- **RAW RECORDS**
▼

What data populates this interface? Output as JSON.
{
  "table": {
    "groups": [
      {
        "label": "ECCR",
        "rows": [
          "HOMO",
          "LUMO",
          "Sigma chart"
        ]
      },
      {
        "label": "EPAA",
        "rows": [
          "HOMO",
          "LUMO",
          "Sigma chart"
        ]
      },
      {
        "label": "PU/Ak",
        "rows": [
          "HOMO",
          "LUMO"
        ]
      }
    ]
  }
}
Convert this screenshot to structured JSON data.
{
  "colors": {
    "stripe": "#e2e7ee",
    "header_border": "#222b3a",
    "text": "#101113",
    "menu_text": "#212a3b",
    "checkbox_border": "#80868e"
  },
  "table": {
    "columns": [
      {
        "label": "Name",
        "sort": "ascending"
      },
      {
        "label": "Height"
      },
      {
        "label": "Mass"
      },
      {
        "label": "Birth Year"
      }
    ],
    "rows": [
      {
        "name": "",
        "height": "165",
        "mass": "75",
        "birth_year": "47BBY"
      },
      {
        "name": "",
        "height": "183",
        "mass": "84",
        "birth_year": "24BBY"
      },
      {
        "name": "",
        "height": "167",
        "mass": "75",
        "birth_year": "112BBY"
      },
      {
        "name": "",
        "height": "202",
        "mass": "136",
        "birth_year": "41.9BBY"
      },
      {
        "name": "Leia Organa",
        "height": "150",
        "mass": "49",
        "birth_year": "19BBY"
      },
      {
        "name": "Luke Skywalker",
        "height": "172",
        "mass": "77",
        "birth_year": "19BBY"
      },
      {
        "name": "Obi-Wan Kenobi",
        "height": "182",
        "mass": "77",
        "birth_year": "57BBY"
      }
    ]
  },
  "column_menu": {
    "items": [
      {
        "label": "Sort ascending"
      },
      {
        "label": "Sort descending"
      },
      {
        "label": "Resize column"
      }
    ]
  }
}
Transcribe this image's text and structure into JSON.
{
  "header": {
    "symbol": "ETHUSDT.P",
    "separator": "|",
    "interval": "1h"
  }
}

▲

- **PROBLEM DESCRIPTION**
Extract all lines as given.

- **WRITTEN RESPONSE**
What data populates this interface? Output as JSON.
{
  "table": {
    "groups": [
      {
        "label": "ECCR",
        "rows": [
          "HOMO",
          "LUMO",
          "Sigma chart"
        ]
      },
      {
        "label": "EPAA",
        "rows": [
          "HOMO",
          "LUMO",
          "Sigma chart"
        ]
      },
      {
        "label": "PU/Ak",
        "rows": [
          "HOMO",
          "LUMO"
        ]
      }
    ]
  }
}
Convert this screenshot to structured JSON data.
{
  "colors": {
    "stripe": "#e2e7ee",
    "header_border": "#222b3a",
    "text": "#101113",
    "menu_text": "#212a3b",
    "checkbox_border": "#80868e"
  },
  "table": {
    "columns": [
      {
        "label": "Name",
        "sort": "ascending"
      },
      {
        "label": "Height"
      },
      {
        "label": "Mass"
      },
      {
        "label": "Birth Year"
      }
    ],
    "rows": [
      {
        "name": "",
        "height": "165",
        "mass": "75",
        "birth_year": "47BBY"
      },
      {
        "name": "",
        "height": "183",
        "mass": "84",
        "birth_year": "24BBY"
      },
      {
        "name": "",
        "height": "167",
        "mass": "75",
        "birth_year": "112BBY"
      },
      {
        "name": "",
        "height": "202",
        "mass": "136",
        "birth_year": "41.9BBY"
      },
      {
        "name": "Leia Organa",
        "height": "150",
        "mass": "49",
        "birth_year": "19BBY"
      },
      {
        "name": "Luke Skywalker",
        "height": "172",
        "mass": "77",
        "birth_year": "19BBY"
      },
      {
        "name": "Obi-Wan Kenobi",
        "height": "182",
        "mass": "77",
        "birth_year": "57BBY"
      }
    ]
  },
  "column_menu": {
    "items": [
      {
        "label": "Sort ascending"
      },
      {
        "label": "Sort descending"
      },
      {
        "label": "Resize column"
      }
    ]
  }
}
Transcribe this image's text and structure into JSON.
{
  "header": {
    "symbol": "ETHUSDT.P",
    "separator": "|",
    "interval": "1h"
  }
}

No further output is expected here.